#### Goal of the exercise:
All of the records listed below should be retyped exactly.

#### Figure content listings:
# # #
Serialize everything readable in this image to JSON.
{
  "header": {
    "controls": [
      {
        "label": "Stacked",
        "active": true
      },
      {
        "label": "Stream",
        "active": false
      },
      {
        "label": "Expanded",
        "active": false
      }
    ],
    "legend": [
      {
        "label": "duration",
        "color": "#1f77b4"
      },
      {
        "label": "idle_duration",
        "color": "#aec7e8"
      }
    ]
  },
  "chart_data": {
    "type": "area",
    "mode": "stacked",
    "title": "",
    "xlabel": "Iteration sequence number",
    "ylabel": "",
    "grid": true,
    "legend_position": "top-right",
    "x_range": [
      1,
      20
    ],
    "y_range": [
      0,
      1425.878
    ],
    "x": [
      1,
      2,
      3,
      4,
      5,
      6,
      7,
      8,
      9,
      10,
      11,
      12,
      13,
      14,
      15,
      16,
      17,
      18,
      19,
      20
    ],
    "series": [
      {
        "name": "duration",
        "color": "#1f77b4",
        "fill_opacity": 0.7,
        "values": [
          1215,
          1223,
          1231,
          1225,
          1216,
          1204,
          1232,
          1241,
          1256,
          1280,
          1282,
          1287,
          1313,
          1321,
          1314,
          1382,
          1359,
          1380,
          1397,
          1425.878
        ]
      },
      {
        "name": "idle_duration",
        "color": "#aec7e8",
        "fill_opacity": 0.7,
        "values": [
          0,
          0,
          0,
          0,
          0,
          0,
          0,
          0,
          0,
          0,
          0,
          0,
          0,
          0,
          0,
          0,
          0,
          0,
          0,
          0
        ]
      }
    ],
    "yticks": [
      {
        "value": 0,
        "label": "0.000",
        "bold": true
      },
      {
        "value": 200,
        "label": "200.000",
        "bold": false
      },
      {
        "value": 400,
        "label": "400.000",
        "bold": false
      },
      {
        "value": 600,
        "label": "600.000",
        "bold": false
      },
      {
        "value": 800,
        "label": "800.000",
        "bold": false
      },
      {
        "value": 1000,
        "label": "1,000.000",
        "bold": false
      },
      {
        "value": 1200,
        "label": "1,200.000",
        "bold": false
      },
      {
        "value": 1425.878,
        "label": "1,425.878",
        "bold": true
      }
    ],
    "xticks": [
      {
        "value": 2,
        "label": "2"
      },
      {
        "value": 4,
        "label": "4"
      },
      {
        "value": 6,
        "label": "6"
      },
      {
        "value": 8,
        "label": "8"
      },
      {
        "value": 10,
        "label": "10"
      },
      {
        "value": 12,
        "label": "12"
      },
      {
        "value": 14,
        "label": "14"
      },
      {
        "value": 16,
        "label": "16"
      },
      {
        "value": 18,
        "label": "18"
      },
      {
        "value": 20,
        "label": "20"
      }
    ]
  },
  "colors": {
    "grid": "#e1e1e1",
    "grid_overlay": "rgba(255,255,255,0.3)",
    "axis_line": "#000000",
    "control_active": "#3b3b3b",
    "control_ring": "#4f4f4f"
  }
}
# # #
#### Result of the exercise:
Serialize everything readable in this image to JSON.
{
  "header": {
    "controls": [
      {
        "label": "Stacked",
        "active": true
      },
      {
        "label": "Stream",
        "active": false
      },
      {
        "label": "Expanded",
        "active": false
      }
    ],
    "legend": [
      {
        "label": "duration",
        "color": "#1f77b4"
      },
      {
        "label": "idle_duration",
        "color": "#aec7e8"
      }
    ]
  },
  "chart_data": {
    "type": "area",
    "mode": "stacked",
    "title": "",
    "xlabel": "Iteration sequence number",
    "ylabel": "",
    "grid": true,
    "legend_position": "top-right",
    "x_range": [
      1,
      20
    ],
    "y_range": [
      0,
      1425.878
    ],
    "x": [
      1,
      2,
      3,
      4,
      5,
      6,
      7,
      8,
      9,
      10,
      11,
      12,
      13,
      14,
      15,
      16,
      17,
      18,
      19,
      20
    ],
    "series": [
      {
        "name": "duration",
        "color": "#1f77b4",
        "fill_opacity": 0.7,
        "values": [
          1215,
          1223,
          1231,
          1225,
          1216,
          1204,
          1232,
          1241,
          1256,
          1280,
          1282,
          1287,
          1313,
          1321,
          1314,
          1382,
          1359,
          1380,
          1397,
          1425.878
        ]
      },
      {
        "name": "idle_duration",
        "color": "#aec7e8",
        "fill_opacity": 0.7,
        "values": [
          0,
          0,
          0,
          0,
          0,
          0,
          0,
          0,
          0,
          0,
          0,
          0,
          0,
          0,
          0,
          0,
          0,
          0,
          0,
          0
        ]
      }
    ],
    "yticks": [
      {
        "value": 0,
        "label": "0.000",
        "bold": true
      },
      {
        "value": 200,
        "label": "200.000",
        "bold": false
      },
      {
        "value": 400,
        "label": "400.000",
        "bold": false
      },
      {
        "value": 600,
        "label": "600.000",
        "bold": false
      },
      {
        "value": 800,
        "label": "800.000",
        "bold": false
      },
      {
        "value": 1000,
        "label": "1,000.000",
        "bold": false
      },
      {
        "value": 1200,
        "label": "1,200.000",
        "bold": false
      },
      {
        "value": 1425.878,
        "label": "1,425.878",
        "bold": true
      }
    ],
    "xticks": [
      {
        "value": 2,
        "label": "2"
      },
      {
        "value": 4,
        "label": "4"
      },
      {
        "value": 6,
        "label": "6"
      },
      {
        "value": 8,
        "label": "8"
      },
      {
        "value": 10,
        "label": "10"
      },
      {
        "value": 12,
        "label": "12"
      },
      {
        "value": 14,
        "label": "14"
      },
      {
        "value": 16,
        "label": "16"
      },
      {
        "value": 18,
        "label": "18"
      },
      {
        "value": 20,
        "label": "20"
      }
    ]
  },
  "colors": {
    "grid": "#e1e1e1",
    "grid_overlay": "rgba(255,255,255,0.3)",
    "axis_line": "#000000",
    "control_active": "#3b3b3b",
    "control_ring": "#4f4f4f"
  }
}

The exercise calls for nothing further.